# Short exercise:
Reproduce every entry in the listing without alteration.

# Information supplied:

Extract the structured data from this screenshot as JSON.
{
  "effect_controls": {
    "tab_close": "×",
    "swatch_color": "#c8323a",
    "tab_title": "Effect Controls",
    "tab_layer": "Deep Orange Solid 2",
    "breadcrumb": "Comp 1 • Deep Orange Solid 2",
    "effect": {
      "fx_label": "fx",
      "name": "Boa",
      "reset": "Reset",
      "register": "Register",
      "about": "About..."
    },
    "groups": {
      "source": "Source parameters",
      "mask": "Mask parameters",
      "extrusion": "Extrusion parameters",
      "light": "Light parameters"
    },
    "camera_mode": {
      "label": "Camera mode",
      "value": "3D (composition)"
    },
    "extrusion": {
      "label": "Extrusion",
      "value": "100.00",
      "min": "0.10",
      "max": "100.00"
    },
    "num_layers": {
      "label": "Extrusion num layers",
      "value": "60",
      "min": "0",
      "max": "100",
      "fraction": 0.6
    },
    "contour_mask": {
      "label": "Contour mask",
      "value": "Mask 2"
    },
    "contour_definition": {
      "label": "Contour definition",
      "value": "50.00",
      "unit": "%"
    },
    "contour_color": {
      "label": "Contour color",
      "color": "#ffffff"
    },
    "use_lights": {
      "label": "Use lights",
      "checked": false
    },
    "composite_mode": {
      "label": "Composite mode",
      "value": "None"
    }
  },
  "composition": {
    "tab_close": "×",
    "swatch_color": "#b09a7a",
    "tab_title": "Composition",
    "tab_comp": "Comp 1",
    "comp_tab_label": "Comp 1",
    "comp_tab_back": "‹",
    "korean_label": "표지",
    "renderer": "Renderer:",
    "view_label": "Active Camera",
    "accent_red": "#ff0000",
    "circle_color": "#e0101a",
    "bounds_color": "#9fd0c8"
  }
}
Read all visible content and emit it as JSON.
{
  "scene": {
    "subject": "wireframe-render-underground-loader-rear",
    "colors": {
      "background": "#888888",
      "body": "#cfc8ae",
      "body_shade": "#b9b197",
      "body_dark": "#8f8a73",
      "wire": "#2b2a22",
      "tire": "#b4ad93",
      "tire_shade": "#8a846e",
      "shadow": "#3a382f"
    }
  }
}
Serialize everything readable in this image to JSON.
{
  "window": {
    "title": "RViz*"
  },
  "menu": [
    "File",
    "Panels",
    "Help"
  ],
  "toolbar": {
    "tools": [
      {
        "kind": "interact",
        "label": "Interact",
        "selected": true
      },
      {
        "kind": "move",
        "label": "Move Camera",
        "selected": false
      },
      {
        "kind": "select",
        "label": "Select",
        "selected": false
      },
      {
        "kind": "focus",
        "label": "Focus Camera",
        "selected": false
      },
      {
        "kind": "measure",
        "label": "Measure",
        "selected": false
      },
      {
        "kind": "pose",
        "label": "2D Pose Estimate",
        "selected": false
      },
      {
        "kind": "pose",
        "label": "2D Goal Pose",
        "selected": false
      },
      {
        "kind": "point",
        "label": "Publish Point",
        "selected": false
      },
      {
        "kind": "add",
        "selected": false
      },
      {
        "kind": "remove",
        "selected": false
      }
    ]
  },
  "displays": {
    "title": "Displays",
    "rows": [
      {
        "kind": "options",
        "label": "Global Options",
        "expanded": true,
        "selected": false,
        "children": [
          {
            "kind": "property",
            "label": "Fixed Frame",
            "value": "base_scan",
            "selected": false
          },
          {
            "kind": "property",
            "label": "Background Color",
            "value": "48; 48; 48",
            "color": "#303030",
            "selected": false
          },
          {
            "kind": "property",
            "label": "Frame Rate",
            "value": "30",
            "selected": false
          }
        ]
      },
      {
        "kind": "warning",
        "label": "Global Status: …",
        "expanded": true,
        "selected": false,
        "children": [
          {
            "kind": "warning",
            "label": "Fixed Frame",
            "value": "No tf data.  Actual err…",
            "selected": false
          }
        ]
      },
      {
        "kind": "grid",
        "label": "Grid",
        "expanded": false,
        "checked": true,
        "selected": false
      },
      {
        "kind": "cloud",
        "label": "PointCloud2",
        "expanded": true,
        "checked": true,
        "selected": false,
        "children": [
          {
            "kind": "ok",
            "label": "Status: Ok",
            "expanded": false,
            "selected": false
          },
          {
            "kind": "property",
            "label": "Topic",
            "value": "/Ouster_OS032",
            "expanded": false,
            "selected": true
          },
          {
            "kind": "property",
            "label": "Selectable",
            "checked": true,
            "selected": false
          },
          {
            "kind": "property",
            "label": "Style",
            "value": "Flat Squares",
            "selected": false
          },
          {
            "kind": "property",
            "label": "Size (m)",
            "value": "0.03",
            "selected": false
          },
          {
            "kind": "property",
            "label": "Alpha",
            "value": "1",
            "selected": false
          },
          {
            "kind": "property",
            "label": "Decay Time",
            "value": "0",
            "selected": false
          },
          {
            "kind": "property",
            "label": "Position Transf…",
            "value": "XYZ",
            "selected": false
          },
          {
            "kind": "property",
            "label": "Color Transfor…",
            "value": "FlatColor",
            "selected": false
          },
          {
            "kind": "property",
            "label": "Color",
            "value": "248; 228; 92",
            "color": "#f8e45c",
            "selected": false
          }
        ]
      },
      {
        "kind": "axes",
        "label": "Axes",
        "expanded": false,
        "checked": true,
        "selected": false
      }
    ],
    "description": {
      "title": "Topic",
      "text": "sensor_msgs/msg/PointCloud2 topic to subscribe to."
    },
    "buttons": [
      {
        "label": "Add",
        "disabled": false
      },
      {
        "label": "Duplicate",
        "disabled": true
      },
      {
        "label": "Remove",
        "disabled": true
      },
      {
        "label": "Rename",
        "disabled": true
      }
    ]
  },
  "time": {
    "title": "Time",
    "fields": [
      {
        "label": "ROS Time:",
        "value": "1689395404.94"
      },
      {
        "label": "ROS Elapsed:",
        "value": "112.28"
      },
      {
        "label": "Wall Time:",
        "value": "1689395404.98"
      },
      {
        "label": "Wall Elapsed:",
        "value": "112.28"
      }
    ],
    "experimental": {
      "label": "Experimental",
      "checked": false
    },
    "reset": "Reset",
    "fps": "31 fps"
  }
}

# Response to this exercise:
Extract the structured data from this screenshot as JSON.
{
  "effect_controls": {
    "tab_close": "×",
    "swatch_color": "#c8323a",
    "tab_title": "Effect Controls",
    "tab_layer": "Deep Orange Solid 2",
    "breadcrumb": "Comp 1 • Deep Orange Solid 2",
    "effect": {
      "fx_label": "fx",
      "name": "Boa",
      "reset": "Reset",
      "register": "Register",
      "about": "About..."
    },
    "groups": {
      "source": "Source parameters",
      "mask": "Mask parameters",
      "extrusion": "Extrusion parameters",
      "light": "Light parameters"
    },
    "camera_mode": {
      "label": "Camera mode",
      "value": "3D (composition)"
    },
    "extrusion": {
      "label": "Extrusion",
      "value": "100.00",
      "min": "0.10",
      "max": "100.00"
    },
    "num_layers": {
      "label": "Extrusion num layers",
      "value": "60",
      "min": "0",
      "max": "100",
      "fraction": 0.6
    },
    "contour_mask": {
      "label": "Contour mask",
      "value": "Mask 2"
    },
    "contour_definition": {
      "label": "Contour definition",
      "value": "50.00",
      "unit": "%"
    },
    "contour_color": {
      "label": "Contour color",
      "color": "#ffffff"
    },
    "use_lights": {
      "label": "Use lights",
      "checked": false
    },
    "composite_mode": {
      "label": "Composite mode",
      "value": "None"
    }
  },
  "composition": {
    "tab_close": "×",
    "swatch_color": "#b09a7a",
    "tab_title": "Composition",
    "tab_comp": "Comp 1",
    "comp_tab_label": "Comp 1",
    "comp_tab_back": "‹",
    "korean_label": "표지",
    "renderer": "Renderer:",
    "view_label": "Active Camera",
    "accent_red": "#ff0000",
    "circle_color": "#e0101a",
    "bounds_color": "#9fd0c8"
  }
}
Read all visible content and emit it as JSON.
{
  "scene": {
    "subject": "wireframe-render-underground-loader-rear",
    "colors": {
      "background": "#888888",
      "body": "#cfc8ae",
      "body_shade": "#b9b197",
      "body_dark": "#8f8a73",
      "wire": "#2b2a22",
      "tire": "#b4ad93",
      "tire_shade": "#8a846e",
      "shadow": "#3a382f"
    }
  }
}
Serialize everything readable in this image to JSON.
{
  "window": {
    "title": "RViz*"
  },
  "menu": [
    "File",
    "Panels",
    "Help"
  ],
  "toolbar": {
    "tools": [
      {
        "kind": "interact",
        "label": "Interact",
        "selected": true
      },
      {
        "kind": "move",
        "label": "Move Camera",
        "selected": false
      },
      {
        "kind": "select",
        "label": "Select",
        "selected": false
      },
      {
        "kind": "focus",
        "label": "Focus Camera",
        "selected": false
      },
      {
        "kind": "measure",
        "label": "Measure",
        "selected": false
      },
      {
        "kind": "pose",
        "label": "2D Pose Estimate",
        "selected": false
      },
      {
        "kind": "pose",
        "label": "2D Goal Pose",
        "selected": false
      },
      {
        "kind": "point",
        "label": "Publish Point",
        "selected": false
      },
      {
        "kind": "add",
        "selected": false
      },
      {
        "kind": "remove",
        "selected": false
      }
    ]
  },
  "displays": {
    "title": "Displays",
    "rows": [
      {
        "kind": "options",
        "label": "Global Options",
        "expanded": true,
        "selected": false,
        "children": [
          {
            "kind": "property",
            "label": "Fixed Frame",
            "value": "base_scan",
            "selected": false
          },
          {
            "kind": "property",
            "label": "Background Color",
            "value": "48; 48; 48",
            "color": "#303030",
            "selected": false
          },
          {
            "kind": "property",
            "label": "Frame Rate",
            "value": "30",
            "selected": false
          }
        ]
      },
      {
        "kind": "warning",
        "label": "Global Status: …",
        "expanded": true,
        "selected": false,
        "children": [
          {
            "kind": "warning",
            "label": "Fixed Frame",
            "value": "No tf data.  Actual err…",
            "selected": false
          }
        ]
      },
      {
        "kind": "grid",
        "label": "Grid",
        "expanded": false,
        "checked": true,
        "selected": false
      },
      {
        "kind": "cloud",
        "label": "PointCloud2",
        "expanded": true,
        "checked": true,
        "selected": false,
        "children": [
          {
            "kind": "ok",
            "label": "Status: Ok",
            "expanded": false,
            "selected": false
          },
          {
            "kind": "property",
            "label": "Topic",
            "value": "/Ouster_OS032",
            "expanded": false,
            "selected": true
          },
          {
            "kind": "property",
            "label": "Selectable",
            "checked": true,
            "selected": false
          },
          {
            "kind": "property",
            "label": "Style",
            "value": "Flat Squares",
            "selected": false
          },
          {
            "kind": "property",
            "label": "Size (m)",
            "value": "0.03",
            "selected": false
          },
          {
            "kind": "property",
            "label": "Alpha",
            "value": "1",
            "selected": false
          },
          {
            "kind": "property",
            "label": "Decay Time",
            "value": "0",
            "selected": false
          },
          {
            "kind": "property",
            "label": "Position Transf…",
            "value": "XYZ",
            "selected": false
          },
          {
            "kind": "property",
            "label": "Color Transfor…",
            "value": "FlatColor",
            "selected": false
          },
          {
            "kind": "property",
            "label": "Color",
            "value": "248; 228; 92",
            "color": "#f8e45c",
            "selected": false
          }
        ]
      },
      {
        "kind": "axes",
        "label": "Axes",
        "expanded": false,
        "checked": true,
        "selected": false
      }
    ],
    "description": {
      "title": "Topic",
      "text": "sensor_msgs/msg/PointCloud2 topic to subscribe to."
    },
    "buttons": [
      {
        "label": "Add",
        "disabled": false
      },
      {
        "label": "Duplicate",
        "disabled": true
      },
      {
        "label": "Remove",
        "disabled": true
      },
      {
        "label": "Rename",
        "disabled": true
      }
    ]
  },
  "time": {
    "title": "Time",
    "fields": [
      {
        "label": "ROS Time:",
        "value": "1689395404.94"
      },
      {
        "label": "ROS Elapsed:",
        "value": "112.28"
      },
      {
        "label": "Wall Time:",
        "value": "1689395404.98"
      },
      {
        "label": "Wall Elapsed:",
        "value": "112.28"
      }
    ],
    "experimental": {
      "label": "Experimental",
      "checked": false
    },
    "reset": "Reset",
    "fps": "31 fps"
  }
}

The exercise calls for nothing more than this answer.